Task instructions → Leave the pictures out and print every record below exactly as it stands.

Provided entries →
◇ ◇ ◇ ◇ ◇
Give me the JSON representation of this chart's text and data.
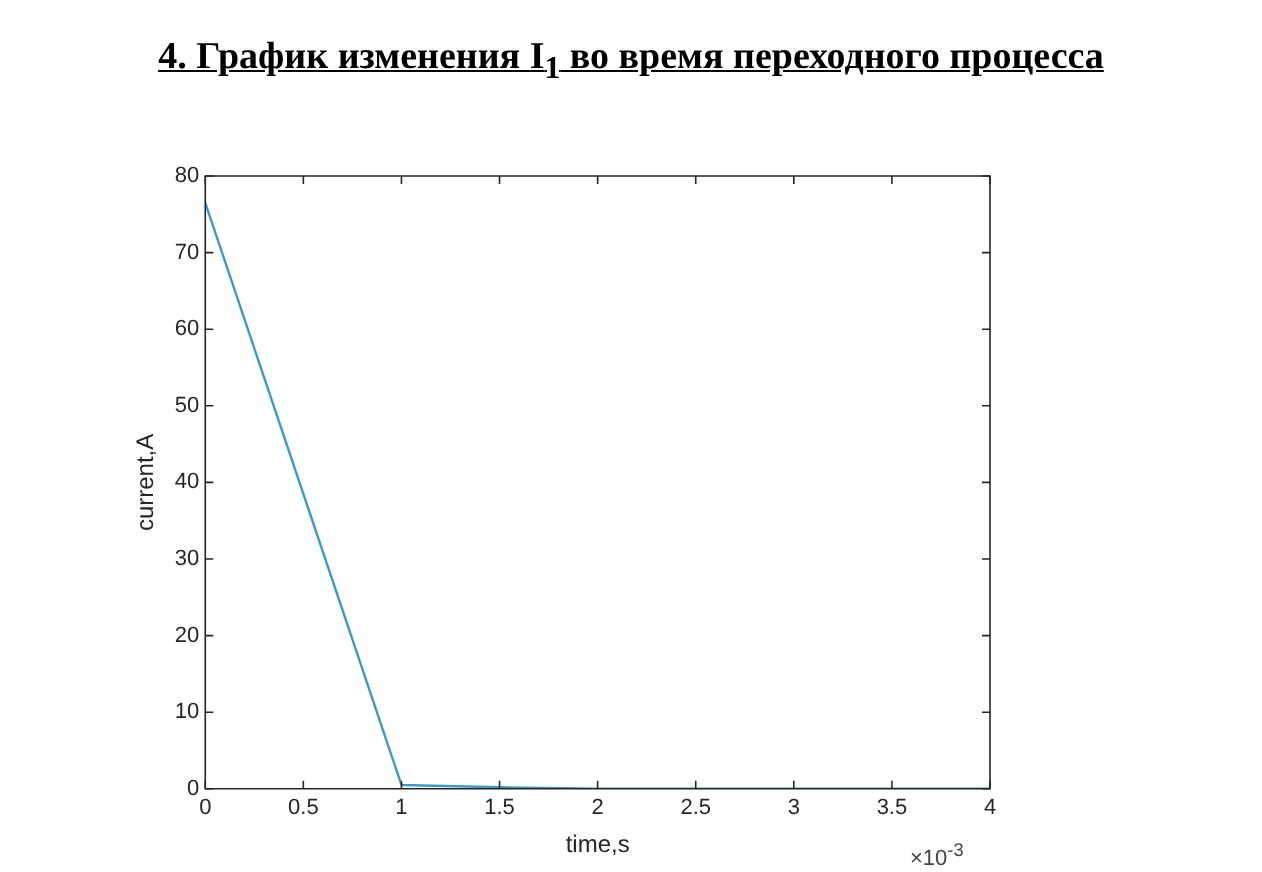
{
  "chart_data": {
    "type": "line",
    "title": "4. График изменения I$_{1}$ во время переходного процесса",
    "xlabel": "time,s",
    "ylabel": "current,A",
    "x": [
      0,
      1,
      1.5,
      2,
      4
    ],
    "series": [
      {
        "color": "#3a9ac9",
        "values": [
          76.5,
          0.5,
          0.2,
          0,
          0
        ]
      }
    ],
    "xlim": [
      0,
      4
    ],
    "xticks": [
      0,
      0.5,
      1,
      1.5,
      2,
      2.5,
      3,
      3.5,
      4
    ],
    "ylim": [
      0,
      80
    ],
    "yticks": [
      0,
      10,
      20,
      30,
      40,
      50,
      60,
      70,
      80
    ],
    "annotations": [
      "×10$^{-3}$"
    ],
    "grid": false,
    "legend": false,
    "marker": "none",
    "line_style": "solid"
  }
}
◇ ◇ ◇ ◇ ◇
Reply to the exercise →
Give me the JSON representation of this chart's text and data.
{
  "chart_data": {
    "type": "line",
    "title": "4. График изменения I$_{1}$ во время переходного процесса",
    "xlabel": "time,s",
    "ylabel": "current,A",
    "x": [
      0,
      1,
      1.5,
      2,
      4
    ],
    "series": [
      {
        "color": "#3a9ac9",
        "values": [
          76.5,
          0.5,
          0.2,
          0,
          0
        ]
      }
    ],
    "xlim": [
      0,
      4
    ],
    "xticks": [
      0,
      0.5,
      1,
      1.5,
      2,
      2.5,
      3,
      3.5,
      4
    ],
    "ylim": [
      0,
      80
    ],
    "yticks": [
      0,
      10,
      20,
      30,
      40,
      50,
      60,
      70,
      80
    ],
    "annotations": [
      "×10$^{-3}$"
    ],
    "grid": false,
    "legend": false,
    "marker": "none",
    "line_style": "solid"
  }
}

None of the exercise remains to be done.